*SHORT PROBLEM*:
Go through the entries below and collect each line with the string "special" in it.

start DATA TO PROCESS

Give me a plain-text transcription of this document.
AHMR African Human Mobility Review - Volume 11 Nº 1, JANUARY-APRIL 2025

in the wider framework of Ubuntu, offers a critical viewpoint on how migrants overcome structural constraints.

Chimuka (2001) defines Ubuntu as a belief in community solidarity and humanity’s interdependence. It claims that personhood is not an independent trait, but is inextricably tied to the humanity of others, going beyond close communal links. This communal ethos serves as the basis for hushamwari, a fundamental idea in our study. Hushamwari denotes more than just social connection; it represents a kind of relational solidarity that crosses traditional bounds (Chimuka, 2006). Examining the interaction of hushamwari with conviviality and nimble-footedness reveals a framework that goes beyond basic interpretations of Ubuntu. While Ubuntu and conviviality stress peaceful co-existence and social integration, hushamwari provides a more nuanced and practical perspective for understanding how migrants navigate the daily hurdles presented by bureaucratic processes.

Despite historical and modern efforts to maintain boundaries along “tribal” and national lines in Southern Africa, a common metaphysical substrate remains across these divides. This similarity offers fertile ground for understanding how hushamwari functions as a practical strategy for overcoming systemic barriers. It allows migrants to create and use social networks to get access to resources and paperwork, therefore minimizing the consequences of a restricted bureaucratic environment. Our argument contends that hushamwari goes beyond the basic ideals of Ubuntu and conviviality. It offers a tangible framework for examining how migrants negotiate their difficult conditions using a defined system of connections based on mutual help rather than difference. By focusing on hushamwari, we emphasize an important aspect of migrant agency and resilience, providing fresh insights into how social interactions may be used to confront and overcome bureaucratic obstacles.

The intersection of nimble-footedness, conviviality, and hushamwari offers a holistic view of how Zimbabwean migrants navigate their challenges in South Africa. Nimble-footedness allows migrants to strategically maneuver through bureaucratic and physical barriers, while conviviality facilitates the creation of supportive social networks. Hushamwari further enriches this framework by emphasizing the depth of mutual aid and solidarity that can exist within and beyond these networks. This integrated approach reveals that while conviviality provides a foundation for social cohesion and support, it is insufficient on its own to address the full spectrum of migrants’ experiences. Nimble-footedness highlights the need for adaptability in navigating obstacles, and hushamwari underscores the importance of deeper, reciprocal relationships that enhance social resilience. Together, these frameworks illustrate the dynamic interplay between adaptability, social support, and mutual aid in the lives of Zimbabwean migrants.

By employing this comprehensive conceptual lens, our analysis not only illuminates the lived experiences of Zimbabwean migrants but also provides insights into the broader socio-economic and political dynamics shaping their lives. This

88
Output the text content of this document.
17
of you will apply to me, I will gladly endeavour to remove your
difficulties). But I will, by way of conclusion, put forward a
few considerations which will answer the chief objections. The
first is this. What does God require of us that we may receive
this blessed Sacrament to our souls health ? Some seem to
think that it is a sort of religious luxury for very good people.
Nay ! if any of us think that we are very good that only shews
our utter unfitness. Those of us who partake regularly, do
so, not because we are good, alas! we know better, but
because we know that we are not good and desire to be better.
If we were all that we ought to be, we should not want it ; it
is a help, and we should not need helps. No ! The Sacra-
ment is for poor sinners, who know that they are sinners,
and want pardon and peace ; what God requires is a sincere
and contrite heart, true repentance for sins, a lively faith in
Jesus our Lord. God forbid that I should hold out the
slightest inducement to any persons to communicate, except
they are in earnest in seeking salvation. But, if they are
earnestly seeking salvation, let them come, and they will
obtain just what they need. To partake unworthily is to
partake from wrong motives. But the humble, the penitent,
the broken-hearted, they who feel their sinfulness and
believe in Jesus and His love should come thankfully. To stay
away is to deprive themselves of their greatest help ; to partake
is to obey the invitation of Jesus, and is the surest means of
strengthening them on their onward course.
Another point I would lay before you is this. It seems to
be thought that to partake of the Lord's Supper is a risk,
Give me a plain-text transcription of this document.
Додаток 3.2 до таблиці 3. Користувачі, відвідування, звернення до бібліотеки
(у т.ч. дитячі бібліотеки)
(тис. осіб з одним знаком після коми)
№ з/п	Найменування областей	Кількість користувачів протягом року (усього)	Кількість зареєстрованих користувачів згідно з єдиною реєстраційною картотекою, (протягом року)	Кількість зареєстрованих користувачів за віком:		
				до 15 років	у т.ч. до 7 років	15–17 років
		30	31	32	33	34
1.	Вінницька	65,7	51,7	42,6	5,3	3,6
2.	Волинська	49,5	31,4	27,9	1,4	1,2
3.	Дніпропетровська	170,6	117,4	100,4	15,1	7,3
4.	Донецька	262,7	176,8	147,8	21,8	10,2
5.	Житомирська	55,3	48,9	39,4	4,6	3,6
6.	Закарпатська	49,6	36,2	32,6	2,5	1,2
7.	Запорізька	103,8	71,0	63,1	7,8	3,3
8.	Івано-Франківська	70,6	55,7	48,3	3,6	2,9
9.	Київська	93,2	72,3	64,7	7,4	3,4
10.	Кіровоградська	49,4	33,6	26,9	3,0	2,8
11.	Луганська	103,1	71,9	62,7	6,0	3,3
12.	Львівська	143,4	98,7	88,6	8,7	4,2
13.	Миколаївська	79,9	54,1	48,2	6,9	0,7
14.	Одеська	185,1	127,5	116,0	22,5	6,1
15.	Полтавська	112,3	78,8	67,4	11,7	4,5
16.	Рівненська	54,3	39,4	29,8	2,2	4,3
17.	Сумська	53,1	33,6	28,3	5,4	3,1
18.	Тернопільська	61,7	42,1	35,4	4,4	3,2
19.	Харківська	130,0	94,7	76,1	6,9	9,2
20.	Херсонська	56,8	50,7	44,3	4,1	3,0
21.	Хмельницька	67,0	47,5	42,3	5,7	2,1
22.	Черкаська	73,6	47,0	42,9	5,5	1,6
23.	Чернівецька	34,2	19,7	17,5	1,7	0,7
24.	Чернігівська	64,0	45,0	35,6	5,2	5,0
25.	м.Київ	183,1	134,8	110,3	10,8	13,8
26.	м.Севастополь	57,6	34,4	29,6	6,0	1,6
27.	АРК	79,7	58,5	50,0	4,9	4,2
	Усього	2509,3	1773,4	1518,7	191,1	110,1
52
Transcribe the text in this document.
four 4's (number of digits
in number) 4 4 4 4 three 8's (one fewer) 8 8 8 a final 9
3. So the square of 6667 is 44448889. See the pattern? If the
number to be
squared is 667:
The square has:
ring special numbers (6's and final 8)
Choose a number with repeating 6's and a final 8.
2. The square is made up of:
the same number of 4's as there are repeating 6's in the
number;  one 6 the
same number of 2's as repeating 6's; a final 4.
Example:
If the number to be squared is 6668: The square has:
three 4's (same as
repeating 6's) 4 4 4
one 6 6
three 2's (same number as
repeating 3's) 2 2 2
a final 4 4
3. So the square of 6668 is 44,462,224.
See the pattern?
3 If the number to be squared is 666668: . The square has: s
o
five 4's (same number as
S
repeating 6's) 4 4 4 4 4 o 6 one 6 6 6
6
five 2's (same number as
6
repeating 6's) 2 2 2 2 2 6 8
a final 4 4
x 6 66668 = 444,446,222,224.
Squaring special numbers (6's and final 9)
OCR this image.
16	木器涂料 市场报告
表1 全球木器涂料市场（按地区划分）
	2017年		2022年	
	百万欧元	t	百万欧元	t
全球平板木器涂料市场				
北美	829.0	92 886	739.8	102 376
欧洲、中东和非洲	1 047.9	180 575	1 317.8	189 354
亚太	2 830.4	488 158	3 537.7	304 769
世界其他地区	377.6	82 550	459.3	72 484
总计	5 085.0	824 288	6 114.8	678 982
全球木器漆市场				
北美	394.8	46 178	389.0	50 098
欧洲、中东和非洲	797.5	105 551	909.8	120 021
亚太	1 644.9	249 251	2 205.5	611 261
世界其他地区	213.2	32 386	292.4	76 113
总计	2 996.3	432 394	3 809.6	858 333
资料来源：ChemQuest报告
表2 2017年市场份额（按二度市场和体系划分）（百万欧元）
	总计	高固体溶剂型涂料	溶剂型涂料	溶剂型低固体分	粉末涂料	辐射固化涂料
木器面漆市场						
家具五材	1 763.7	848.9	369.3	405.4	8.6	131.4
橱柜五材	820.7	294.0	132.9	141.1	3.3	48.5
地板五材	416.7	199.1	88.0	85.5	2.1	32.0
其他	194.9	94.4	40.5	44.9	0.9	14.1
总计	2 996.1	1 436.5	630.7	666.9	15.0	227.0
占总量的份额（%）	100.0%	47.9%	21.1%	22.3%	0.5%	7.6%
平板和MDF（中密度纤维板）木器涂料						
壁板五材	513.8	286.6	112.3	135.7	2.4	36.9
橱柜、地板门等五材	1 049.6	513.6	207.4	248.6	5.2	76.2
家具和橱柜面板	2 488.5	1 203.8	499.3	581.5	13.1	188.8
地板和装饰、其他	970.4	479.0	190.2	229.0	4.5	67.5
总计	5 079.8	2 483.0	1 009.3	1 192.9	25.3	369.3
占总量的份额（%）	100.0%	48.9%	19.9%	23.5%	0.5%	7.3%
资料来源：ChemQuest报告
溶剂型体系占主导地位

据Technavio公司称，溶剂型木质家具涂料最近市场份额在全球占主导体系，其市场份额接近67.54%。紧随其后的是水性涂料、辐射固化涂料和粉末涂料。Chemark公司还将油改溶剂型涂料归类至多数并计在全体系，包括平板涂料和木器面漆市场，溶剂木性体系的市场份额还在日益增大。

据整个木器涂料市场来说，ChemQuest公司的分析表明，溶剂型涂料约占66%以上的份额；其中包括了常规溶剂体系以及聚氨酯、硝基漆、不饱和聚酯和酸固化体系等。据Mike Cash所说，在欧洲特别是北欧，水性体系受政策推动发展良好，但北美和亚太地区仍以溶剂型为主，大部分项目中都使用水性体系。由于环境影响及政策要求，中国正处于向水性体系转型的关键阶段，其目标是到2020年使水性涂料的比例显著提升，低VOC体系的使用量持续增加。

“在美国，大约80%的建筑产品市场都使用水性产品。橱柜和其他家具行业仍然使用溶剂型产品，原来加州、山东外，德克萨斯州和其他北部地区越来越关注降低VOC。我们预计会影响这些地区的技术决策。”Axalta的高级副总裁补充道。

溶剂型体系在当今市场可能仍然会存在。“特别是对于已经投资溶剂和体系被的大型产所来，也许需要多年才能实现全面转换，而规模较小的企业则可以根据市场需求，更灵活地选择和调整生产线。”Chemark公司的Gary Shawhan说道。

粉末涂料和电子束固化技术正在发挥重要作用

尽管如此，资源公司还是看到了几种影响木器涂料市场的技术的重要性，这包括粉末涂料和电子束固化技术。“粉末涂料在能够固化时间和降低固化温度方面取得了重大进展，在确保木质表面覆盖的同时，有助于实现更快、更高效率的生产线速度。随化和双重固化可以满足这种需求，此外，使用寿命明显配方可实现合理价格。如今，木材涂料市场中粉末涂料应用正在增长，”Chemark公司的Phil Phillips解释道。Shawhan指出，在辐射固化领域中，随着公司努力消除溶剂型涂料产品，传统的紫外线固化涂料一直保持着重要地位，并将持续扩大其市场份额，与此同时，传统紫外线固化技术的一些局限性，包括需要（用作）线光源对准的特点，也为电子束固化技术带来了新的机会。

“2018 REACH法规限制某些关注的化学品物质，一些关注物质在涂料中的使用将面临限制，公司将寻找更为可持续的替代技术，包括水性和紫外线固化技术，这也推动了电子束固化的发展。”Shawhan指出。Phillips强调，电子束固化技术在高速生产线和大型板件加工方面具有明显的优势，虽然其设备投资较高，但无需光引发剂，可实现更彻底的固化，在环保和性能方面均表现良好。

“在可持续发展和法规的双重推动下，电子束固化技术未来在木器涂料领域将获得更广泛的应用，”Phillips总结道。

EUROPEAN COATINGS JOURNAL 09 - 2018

end DATA TO PROCESS

*TASK OUTPUT*:
ring special numbers (6's and final 8)
Squaring special numbers (6's and final 9)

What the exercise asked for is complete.